** START OF Listed records **

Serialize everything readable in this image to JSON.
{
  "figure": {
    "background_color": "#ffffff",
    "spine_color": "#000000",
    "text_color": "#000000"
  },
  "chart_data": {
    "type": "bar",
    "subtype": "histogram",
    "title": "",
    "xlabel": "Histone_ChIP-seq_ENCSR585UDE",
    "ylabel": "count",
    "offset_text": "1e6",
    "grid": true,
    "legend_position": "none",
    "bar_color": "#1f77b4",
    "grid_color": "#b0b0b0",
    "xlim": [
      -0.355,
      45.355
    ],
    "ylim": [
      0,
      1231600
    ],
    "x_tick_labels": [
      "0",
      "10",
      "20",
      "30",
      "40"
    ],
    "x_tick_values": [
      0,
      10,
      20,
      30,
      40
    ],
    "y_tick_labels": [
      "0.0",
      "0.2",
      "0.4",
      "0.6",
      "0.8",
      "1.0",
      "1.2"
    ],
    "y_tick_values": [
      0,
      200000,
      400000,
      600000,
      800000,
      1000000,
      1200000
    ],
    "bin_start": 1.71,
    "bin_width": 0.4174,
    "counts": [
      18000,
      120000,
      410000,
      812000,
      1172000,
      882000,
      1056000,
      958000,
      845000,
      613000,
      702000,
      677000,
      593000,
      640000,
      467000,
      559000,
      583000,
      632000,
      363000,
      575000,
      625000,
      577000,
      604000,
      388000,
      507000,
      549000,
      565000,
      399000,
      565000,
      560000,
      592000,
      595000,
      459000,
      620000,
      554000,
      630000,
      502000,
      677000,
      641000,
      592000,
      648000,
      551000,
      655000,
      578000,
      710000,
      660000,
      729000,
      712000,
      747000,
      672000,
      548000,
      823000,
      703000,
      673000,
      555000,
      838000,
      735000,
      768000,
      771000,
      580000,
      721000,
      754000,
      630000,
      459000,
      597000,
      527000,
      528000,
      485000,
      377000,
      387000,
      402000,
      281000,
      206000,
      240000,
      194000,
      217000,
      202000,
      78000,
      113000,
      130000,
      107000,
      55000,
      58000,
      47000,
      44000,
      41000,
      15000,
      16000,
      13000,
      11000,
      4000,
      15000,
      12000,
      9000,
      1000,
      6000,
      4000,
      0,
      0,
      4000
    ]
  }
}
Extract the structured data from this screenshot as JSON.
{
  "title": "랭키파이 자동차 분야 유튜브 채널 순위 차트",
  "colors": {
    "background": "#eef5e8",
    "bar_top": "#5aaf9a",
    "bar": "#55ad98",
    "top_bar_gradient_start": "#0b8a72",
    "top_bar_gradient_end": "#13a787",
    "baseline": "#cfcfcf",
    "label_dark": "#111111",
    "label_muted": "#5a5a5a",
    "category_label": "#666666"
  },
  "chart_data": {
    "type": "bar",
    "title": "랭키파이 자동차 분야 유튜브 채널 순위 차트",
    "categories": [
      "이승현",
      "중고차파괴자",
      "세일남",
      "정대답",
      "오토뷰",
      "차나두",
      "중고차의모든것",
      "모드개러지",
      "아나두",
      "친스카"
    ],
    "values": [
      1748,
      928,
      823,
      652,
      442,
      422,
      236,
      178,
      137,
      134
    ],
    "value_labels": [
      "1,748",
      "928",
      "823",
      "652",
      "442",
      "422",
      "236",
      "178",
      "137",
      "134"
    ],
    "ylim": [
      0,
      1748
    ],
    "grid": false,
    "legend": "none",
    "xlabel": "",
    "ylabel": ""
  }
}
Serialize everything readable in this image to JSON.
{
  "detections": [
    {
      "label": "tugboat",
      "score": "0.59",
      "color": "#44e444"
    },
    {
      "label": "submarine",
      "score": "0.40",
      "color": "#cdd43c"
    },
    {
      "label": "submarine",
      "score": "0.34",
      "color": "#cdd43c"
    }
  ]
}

** END OF Listed records **

What do the records say? Quote them all exactly.

Serialize everything readable in this image to JSON.
{
  "figure": {
    "background_color": "#ffffff",
    "spine_color": "#000000",
    "text_color": "#000000"
  },
  "chart_data": {
    "type": "bar",
    "subtype": "histogram",
    "title": "",
    "xlabel": "Histone_ChIP-seq_ENCSR585UDE",
    "ylabel": "count",
    "offset_text": "1e6",
    "grid": true,
    "legend_position": "none",
    "bar_color": "#1f77b4",
    "grid_color": "#b0b0b0",
    "xlim": [
      -0.355,
      45.355
    ],
    "ylim": [
      0,
      1231600
    ],
    "x_tick_labels": [
      "0",
      "10",
      "20",
      "30",
      "40"
    ],
    "x_tick_values": [
      0,
      10,
      20,
      30,
      40
    ],
    "y_tick_labels": [
      "0.0",
      "0.2",
      "0.4",
      "0.6",
      "0.8",
      "1.0",
      "1.2"
    ],
    "y_tick_values": [
      0,
      200000,
      400000,
      600000,
      800000,
      1000000,
      1200000
    ],
    "bin_start": 1.71,
    "bin_width": 0.4174,
    "counts": [
      18000,
      120000,
      410000,
      812000,
      1172000,
      882000,
      1056000,
      958000,
      845000,
      613000,
      702000,
      677000,
      593000,
      640000,
      467000,
      559000,
      583000,
      632000,
      363000,
      575000,
      625000,
      577000,
      604000,
      388000,
      507000,
      549000,
      565000,
      399000,
      565000,
      560000,
      592000,
      595000,
      459000,
      620000,
      554000,
      630000,
      502000,
      677000,
      641000,
      592000,
      648000,
      551000,
      655000,
      578000,
      710000,
      660000,
      729000,
      712000,
      747000,
      672000,
      548000,
      823000,
      703000,
      673000,
      555000,
      838000,
      735000,
      768000,
      771000,
      580000,
      721000,
      754000,
      630000,
      459000,
      597000,
      527000,
      528000,
      485000,
      377000,
      387000,
      402000,
      281000,
      206000,
      240000,
      194000,
      217000,
      202000,
      78000,
      113000,
      130000,
      107000,
      55000,
      58000,
      47000,
      44000,
      41000,
      15000,
      16000,
      13000,
      11000,
      4000,
      15000,
      12000,
      9000,
      1000,
      6000,
      4000,
      0,
      0,
      4000
    ]
  }
}
Extract the structured data from this screenshot as JSON.
{
  "title": "랭키파이 자동차 분야 유튜브 채널 순위 차트",
  "colors": {
    "background": "#eef5e8",
    "bar_top": "#5aaf9a",
    "bar": "#55ad98",
    "top_bar_gradient_start": "#0b8a72",
    "top_bar_gradient_end": "#13a787",
    "baseline": "#cfcfcf",
    "label_dark": "#111111",
    "label_muted": "#5a5a5a",
    "category_label": "#666666"
  },
  "chart_data": {
    "type": "bar",
    "title": "랭키파이 자동차 분야 유튜브 채널 순위 차트",
    "categories": [
      "이승현",
      "중고차파괴자",
      "세일남",
      "정대답",
      "오토뷰",
      "차나두",
      "중고차의모든것",
      "모드개러지",
      "아나두",
      "친스카"
    ],
    "values": [
      1748,
      928,
      823,
      652,
      442,
      422,
      236,
      178,
      137,
      134
    ],
    "value_labels": [
      "1,748",
      "928",
      "823",
      "652",
      "442",
      "422",
      "236",
      "178",
      "137",
      "134"
    ],
    "ylim": [
      0,
      1748
    ],
    "grid": false,
    "legend": "none",
    "xlabel": "",
    "ylabel": ""
  }
}
Serialize everything readable in this image to JSON.
{
  "detections": [
    {
      "label": "tugboat",
      "score": "0.59",
      "color": "#44e444"
    },
    {
      "label": "submarine",
      "score": "0.40",
      "color": "#cdd43c"
    },
    {
      "label": "submarine",
      "score": "0.34",
      "color": "#cdd43c"
    }
  ]
}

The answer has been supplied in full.